§ STATED EXERCISE: Which lines hold the word "sensitivity"? Copy each of them.

§ SUPPLIED INFORMATION:
+--

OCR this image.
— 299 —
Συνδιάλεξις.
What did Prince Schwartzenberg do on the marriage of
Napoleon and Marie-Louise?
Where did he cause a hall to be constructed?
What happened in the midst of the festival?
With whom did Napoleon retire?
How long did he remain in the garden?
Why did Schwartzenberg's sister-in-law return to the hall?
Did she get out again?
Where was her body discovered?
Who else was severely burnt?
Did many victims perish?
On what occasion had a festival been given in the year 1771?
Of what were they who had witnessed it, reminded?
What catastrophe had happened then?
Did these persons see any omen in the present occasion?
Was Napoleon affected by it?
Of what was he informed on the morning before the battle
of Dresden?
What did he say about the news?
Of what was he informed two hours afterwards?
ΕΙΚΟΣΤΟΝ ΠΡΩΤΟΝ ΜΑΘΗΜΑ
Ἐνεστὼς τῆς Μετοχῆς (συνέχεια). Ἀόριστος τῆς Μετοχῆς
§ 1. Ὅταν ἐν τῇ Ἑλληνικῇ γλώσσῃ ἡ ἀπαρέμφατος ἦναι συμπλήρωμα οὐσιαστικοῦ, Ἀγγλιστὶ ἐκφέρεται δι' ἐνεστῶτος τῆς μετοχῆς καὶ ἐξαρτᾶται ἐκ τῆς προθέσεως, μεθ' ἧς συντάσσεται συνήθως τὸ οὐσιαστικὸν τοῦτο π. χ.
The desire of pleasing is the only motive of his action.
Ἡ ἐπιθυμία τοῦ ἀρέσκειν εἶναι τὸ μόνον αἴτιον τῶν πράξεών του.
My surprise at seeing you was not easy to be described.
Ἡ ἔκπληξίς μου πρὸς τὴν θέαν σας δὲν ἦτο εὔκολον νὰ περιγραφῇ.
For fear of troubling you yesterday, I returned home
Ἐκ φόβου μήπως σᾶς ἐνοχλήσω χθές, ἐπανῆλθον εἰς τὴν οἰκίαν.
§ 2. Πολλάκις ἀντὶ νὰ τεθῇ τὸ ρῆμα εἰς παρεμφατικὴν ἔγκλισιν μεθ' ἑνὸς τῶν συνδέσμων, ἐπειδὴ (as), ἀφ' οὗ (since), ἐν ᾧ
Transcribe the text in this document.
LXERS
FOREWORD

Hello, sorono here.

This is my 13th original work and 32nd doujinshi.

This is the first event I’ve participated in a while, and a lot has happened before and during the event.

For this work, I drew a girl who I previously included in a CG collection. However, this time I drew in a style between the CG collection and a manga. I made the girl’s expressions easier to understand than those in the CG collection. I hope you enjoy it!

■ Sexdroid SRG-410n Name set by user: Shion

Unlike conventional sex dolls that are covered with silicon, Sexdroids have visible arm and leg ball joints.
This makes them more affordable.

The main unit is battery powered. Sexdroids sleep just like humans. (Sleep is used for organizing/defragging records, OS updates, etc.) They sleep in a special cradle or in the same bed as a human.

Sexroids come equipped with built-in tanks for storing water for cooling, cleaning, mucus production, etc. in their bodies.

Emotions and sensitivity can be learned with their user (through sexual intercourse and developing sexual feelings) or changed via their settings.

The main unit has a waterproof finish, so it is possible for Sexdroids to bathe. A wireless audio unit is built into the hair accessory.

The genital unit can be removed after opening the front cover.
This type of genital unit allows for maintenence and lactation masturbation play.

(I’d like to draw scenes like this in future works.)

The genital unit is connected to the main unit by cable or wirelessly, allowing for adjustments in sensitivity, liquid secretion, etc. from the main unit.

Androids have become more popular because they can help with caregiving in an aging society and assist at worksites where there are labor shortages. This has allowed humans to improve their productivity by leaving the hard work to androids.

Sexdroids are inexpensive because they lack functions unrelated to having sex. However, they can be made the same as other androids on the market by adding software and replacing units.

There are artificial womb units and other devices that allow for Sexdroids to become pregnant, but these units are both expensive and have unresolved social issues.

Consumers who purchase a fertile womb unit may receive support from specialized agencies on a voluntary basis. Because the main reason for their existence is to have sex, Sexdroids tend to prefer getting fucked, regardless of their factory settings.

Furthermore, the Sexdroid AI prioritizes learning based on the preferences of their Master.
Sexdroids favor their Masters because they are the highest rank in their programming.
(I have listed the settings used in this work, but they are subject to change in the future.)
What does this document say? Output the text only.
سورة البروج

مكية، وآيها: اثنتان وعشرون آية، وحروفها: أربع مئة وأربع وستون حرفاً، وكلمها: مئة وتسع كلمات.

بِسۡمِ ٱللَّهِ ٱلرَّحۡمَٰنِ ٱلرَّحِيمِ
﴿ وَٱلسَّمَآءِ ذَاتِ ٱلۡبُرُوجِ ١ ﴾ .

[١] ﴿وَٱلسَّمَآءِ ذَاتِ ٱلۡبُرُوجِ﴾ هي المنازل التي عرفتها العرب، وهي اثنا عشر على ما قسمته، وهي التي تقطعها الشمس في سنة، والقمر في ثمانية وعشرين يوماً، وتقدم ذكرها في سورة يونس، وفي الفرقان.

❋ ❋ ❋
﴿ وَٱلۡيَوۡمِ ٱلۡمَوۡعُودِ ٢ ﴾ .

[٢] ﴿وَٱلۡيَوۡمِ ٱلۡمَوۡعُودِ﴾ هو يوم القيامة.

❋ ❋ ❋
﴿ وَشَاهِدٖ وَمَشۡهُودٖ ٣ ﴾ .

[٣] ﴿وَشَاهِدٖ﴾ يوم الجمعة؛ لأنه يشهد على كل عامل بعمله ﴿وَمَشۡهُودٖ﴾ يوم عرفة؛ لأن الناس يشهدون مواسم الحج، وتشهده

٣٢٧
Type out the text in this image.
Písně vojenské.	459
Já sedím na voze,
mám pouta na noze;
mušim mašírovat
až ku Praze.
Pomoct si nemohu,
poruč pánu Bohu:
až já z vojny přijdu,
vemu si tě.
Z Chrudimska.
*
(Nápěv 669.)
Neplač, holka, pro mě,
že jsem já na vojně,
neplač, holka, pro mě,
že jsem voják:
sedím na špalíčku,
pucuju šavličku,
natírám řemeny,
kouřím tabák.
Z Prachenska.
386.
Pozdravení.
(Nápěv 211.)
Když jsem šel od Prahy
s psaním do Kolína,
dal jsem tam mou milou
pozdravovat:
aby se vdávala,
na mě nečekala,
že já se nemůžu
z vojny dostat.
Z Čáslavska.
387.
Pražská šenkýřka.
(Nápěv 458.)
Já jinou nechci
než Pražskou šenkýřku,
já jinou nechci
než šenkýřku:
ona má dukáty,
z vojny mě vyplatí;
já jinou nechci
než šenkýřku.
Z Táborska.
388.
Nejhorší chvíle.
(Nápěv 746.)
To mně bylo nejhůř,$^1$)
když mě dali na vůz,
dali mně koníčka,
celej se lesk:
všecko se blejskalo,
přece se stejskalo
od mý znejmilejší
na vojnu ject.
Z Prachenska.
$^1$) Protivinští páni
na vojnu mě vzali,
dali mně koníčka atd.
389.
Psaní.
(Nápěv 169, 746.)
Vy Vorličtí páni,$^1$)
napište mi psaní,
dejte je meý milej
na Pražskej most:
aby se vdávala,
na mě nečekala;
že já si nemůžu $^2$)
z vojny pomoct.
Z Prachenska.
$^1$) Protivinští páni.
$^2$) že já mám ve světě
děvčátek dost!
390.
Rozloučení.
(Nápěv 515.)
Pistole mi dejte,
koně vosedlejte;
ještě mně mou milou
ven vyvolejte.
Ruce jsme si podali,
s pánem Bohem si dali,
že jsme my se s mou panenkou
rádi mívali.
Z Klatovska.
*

+--

§ EXERCISE ANSWER:
Emotions and sensitivity can be learned with their user (through sexual intercourse and developing sexual feelings) or changed via their settings.
The genital unit is connected to the main unit by cable or wirelessly, allowing for adjustments in sensitivity, liquid secretion, etc. from the main unit.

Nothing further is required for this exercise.